[THE TASK] Reproduce the items below as a numbered list, from their first line through the line containing "toc-entry-label: 2.3新准则中对无形资产确认及计量的改进 (159, 686, 457, 705)", with both of those lines included and blank lines omitted.
* start *
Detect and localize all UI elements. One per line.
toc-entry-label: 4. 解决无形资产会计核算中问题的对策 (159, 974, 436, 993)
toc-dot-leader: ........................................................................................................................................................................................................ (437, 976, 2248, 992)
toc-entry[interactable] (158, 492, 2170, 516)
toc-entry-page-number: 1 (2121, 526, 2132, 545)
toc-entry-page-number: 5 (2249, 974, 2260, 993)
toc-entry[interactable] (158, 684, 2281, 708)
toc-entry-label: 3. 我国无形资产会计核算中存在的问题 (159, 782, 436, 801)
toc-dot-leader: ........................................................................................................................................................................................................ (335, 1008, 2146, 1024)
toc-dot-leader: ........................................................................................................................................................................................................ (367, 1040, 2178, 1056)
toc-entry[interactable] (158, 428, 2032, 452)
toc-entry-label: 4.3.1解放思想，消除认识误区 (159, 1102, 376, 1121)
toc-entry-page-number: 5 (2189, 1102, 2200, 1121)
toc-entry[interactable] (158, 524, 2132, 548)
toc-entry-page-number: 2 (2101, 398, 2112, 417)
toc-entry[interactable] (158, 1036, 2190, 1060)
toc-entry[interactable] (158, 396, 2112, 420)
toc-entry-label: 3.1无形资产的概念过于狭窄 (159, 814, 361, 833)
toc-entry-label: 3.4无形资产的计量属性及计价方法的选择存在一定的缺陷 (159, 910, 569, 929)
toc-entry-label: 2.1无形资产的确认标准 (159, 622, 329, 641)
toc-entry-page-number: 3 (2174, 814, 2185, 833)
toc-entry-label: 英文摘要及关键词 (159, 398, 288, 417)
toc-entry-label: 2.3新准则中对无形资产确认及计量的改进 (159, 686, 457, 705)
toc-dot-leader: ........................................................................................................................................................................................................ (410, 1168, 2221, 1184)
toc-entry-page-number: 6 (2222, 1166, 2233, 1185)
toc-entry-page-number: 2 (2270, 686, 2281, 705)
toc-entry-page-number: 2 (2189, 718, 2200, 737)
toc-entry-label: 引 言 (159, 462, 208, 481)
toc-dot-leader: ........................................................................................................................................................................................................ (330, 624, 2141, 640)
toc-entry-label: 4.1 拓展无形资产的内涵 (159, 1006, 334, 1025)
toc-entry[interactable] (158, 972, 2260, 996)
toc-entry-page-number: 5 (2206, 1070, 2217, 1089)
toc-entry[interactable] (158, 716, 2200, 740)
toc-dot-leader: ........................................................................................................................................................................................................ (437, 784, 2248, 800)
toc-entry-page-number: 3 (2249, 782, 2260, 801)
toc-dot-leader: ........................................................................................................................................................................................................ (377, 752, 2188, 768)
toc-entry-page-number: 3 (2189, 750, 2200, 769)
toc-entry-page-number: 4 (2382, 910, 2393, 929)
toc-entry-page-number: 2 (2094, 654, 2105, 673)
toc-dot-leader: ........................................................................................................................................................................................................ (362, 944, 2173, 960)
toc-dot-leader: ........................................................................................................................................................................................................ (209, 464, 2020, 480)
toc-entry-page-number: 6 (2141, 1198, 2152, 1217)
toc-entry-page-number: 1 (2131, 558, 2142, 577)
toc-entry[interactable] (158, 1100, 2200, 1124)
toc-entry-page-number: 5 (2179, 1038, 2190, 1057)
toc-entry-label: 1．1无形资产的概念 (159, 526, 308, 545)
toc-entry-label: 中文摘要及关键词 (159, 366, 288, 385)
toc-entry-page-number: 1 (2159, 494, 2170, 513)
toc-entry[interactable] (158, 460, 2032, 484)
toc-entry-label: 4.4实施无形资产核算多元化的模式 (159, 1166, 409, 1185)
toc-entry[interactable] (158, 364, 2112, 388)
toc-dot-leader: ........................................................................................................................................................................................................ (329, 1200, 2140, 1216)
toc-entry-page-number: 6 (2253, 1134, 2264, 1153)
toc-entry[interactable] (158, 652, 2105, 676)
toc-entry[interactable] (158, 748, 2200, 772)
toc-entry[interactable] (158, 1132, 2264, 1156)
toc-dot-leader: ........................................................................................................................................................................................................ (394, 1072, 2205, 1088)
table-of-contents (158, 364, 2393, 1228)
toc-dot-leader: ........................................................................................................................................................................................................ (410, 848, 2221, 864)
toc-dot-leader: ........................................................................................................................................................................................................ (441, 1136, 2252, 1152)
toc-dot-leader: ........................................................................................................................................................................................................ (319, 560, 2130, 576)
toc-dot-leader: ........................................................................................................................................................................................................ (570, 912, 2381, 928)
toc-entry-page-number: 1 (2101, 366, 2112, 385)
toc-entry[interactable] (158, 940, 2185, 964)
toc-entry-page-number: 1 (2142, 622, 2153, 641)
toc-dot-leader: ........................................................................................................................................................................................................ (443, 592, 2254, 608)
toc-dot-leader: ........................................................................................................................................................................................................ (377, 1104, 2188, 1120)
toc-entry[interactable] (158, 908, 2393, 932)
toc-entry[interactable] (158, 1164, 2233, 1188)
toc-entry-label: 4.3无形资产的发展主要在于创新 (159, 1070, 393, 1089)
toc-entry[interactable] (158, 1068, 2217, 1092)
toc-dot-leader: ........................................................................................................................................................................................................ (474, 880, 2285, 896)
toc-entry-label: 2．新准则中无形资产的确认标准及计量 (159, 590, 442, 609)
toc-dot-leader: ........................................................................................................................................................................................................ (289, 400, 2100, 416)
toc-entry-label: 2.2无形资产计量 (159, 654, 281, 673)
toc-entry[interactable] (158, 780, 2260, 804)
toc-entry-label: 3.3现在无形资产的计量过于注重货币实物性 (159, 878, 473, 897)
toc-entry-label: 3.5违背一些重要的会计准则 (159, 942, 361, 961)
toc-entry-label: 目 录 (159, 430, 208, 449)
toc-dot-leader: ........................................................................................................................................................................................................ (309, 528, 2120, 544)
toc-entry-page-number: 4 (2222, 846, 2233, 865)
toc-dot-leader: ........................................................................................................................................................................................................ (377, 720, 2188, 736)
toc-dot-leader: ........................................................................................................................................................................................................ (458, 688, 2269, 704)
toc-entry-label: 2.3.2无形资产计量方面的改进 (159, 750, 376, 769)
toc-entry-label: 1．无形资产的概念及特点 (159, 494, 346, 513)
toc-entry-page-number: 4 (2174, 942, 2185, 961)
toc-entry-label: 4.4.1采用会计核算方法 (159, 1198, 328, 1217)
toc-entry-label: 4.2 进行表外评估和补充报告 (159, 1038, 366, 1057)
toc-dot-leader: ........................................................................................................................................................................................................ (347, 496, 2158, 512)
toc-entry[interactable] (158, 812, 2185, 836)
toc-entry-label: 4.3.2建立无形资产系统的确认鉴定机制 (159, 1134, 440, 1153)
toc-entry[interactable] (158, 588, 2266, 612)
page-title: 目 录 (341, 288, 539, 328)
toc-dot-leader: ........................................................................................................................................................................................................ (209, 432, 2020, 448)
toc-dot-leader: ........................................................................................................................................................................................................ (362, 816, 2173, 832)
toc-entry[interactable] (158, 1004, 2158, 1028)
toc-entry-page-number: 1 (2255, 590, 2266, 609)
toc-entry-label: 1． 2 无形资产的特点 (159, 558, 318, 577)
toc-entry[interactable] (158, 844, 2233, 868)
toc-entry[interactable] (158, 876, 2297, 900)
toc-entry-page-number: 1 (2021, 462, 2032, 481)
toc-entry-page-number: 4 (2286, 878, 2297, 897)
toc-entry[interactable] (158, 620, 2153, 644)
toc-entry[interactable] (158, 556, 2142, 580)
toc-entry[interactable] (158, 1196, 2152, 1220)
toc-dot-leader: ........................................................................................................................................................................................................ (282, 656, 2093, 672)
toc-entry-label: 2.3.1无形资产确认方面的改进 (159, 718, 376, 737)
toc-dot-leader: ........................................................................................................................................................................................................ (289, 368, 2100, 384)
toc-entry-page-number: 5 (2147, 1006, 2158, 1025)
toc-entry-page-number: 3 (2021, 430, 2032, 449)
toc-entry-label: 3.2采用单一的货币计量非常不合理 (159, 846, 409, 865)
* end *
[RESPONSE TO THE EXERCISE]
1. Detect and localize all UI elements. One per line.
2. toc-entry-label: 4. 解决无形资产会计核算中问题的对策 (159, 974, 436, 993)
3. toc-dot-leader: ........................................................................................................................................................................................................ (437, 976, 2248, 992)
4. toc-entry[interactable] (158, 492, 2170, 516)
5. toc-entry-page-number: 1 (2121, 526, 2132, 545)
6. toc-entry-page-number: 5 (2249, 974, 2260, 993)
7. toc-entry[interactable] (158, 684, 2281, 708)
8. toc-entry-label: 3. 我国无形资产会计核算中存在的问题 (159, 782, 436, 801)
9. toc-dot-leader: ........................................................................................................................................................................................................ (335, 1008, 2146, 1024)
10. toc-dot-leader: ........................................................................................................................................................................................................ (367, 1040, 2178, 1056)
11. toc-entry[interactable] (158, 428, 2032, 452)
12. toc-entry-label: 4.3.1解放思想，消除认识误区 (159, 1102, 376, 1121)
13. toc-entry-page-number: 5 (2189, 1102, 2200, 1121)
14. toc-entry[interactable] (158, 524, 2132, 548)
15. toc-entry-page-number: 2 (2101, 398, 2112, 417)
16. toc-entry[interactable] (158, 1036, 2190, 1060)
17. toc-entry[interactable] (158, 396, 2112, 420)
18. toc-entry-label: 3.1无形资产的概念过于狭窄 (159, 814, 361, 833)
19. toc-entry-label: 3.4无形资产的计量属性及计价方法的选择存在一定的缺陷 (159, 910, 569, 929)
20. toc-entry-label: 2.1无形资产的确认标准 (159, 622, 329, 641)
21. toc-entry-page-number: 3 (2174, 814, 2185, 833)
22. toc-entry-label: 英文摘要及关键词 (159, 398, 288, 417)
23. toc-entry-label: 2.3新准则中对无形资产确认及计量的改进 (159, 686, 457, 705)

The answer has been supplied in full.